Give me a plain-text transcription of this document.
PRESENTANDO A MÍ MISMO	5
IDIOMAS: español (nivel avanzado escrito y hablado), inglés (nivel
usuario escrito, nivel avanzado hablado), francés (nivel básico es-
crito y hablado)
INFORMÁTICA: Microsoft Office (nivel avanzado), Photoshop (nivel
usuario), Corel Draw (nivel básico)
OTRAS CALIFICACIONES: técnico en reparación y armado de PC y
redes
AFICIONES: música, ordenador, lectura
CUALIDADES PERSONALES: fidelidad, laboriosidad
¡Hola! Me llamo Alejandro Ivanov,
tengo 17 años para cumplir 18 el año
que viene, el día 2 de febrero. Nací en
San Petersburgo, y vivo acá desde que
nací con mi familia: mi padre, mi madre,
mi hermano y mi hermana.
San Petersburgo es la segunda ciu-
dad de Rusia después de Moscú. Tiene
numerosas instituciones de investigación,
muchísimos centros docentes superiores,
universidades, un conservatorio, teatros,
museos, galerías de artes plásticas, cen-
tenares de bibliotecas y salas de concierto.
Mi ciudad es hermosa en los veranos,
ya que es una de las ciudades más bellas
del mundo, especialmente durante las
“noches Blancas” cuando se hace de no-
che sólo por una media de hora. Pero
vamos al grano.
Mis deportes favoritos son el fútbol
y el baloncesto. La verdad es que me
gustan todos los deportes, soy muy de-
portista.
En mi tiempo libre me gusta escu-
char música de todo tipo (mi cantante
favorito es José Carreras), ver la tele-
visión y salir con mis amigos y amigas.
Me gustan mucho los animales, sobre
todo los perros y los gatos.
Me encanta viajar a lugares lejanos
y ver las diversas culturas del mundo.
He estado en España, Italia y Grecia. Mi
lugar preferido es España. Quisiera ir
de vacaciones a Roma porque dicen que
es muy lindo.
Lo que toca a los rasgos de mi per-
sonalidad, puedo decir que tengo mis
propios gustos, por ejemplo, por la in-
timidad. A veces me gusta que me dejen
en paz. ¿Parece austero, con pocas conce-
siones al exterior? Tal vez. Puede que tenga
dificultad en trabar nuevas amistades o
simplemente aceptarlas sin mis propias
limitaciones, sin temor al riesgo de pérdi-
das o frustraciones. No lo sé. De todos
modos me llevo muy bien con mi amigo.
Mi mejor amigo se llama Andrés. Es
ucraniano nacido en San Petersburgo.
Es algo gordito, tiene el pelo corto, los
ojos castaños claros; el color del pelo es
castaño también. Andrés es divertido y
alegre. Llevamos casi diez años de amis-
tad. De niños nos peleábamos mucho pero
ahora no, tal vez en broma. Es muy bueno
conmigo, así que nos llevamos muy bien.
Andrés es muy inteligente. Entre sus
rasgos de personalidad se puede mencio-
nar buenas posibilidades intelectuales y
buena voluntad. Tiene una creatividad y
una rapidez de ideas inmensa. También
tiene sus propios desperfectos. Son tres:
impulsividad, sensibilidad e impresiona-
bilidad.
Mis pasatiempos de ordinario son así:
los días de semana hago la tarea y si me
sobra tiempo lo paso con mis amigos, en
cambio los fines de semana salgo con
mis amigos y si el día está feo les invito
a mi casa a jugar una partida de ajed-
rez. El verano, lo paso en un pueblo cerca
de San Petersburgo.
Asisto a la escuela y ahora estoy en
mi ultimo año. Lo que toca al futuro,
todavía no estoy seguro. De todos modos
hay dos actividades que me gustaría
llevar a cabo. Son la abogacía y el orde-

-- -- --

Directive => Return every record, word for word.

The response =>
Give me a plain-text transcription of this document.
PRESENTANDO A MÍ MISMO	5
IDIOMAS: español (nivel avanzado escrito y hablado), inglés (nivel
usuario escrito, nivel avanzado hablado), francés (nivel básico es-
crito y hablado)
INFORMÁTICA: Microsoft Office (nivel avanzado), Photoshop (nivel
usuario), Corel Draw (nivel básico)
OTRAS CALIFICACIONES: técnico en reparación y armado de PC y
redes
AFICIONES: música, ordenador, lectura
CUALIDADES PERSONALES: fidelidad, laboriosidad
¡Hola! Me llamo Alejandro Ivanov,
tengo 17 años para cumplir 18 el año
que viene, el día 2 de febrero. Nací en
San Petersburgo, y vivo acá desde que
nací con mi familia: mi padre, mi madre,
mi hermano y mi hermana.
San Petersburgo es la segunda ciu-
dad de Rusia después de Moscú. Tiene
numerosas instituciones de investigación,
muchísimos centros docentes superiores,
universidades, un conservatorio, teatros,
museos, galerías de artes plásticas, cen-
tenares de bibliotecas y salas de concierto.
Mi ciudad es hermosa en los veranos,
ya que es una de las ciudades más bellas
del mundo, especialmente durante las
“noches Blancas” cuando se hace de no-
che sólo por una media de hora. Pero
vamos al grano.
Mis deportes favoritos son el fútbol
y el baloncesto. La verdad es que me
gustan todos los deportes, soy muy de-
portista.
En mi tiempo libre me gusta escu-
char música de todo tipo (mi cantante
favorito es José Carreras), ver la tele-
visión y salir con mis amigos y amigas.
Me gustan mucho los animales, sobre
todo los perros y los gatos.
Me encanta viajar a lugares lejanos
y ver las diversas culturas del mundo.
He estado en España, Italia y Grecia. Mi
lugar preferido es España. Quisiera ir
de vacaciones a Roma porque dicen que
es muy lindo.
Lo que toca a los rasgos de mi per-
sonalidad, puedo decir que tengo mis
propios gustos, por ejemplo, por la in-
timidad. A veces me gusta que me dejen
en paz. ¿Parece austero, con pocas conce-
siones al exterior? Tal vez. Puede que tenga
dificultad en trabar nuevas amistades o
simplemente aceptarlas sin mis propias
limitaciones, sin temor al riesgo de pérdi-
das o frustraciones. No lo sé. De todos
modos me llevo muy bien con mi amigo.
Mi mejor amigo se llama Andrés. Es
ucraniano nacido en San Petersburgo.
Es algo gordito, tiene el pelo corto, los
ojos castaños claros; el color del pelo es
castaño también. Andrés es divertido y
alegre. Llevamos casi diez años de amis-
tad. De niños nos peleábamos mucho pero
ahora no, tal vez en broma. Es muy bueno
conmigo, así que nos llevamos muy bien.
Andrés es muy inteligente. Entre sus
rasgos de personalidad se puede mencio-
nar buenas posibilidades intelectuales y
buena voluntad. Tiene una creatividad y
una rapidez de ideas inmensa. También
tiene sus propios desperfectos. Son tres:
impulsividad, sensibilidad e impresiona-
bilidad.
Mis pasatiempos de ordinario son así:
los días de semana hago la tarea y si me
sobra tiempo lo paso con mis amigos, en
cambio los fines de semana salgo con
mis amigos y si el día está feo les invito
a mi casa a jugar una partida de ajed-
rez. El verano, lo paso en un pueblo cerca
de San Petersburgo.
Asisto a la escuela y ahora estoy en
mi ultimo año. Lo que toca al futuro,
todavía no estoy seguro. De todos modos
hay dos actividades que me gustaría
llevar a cabo. Son la abogacía y el orde-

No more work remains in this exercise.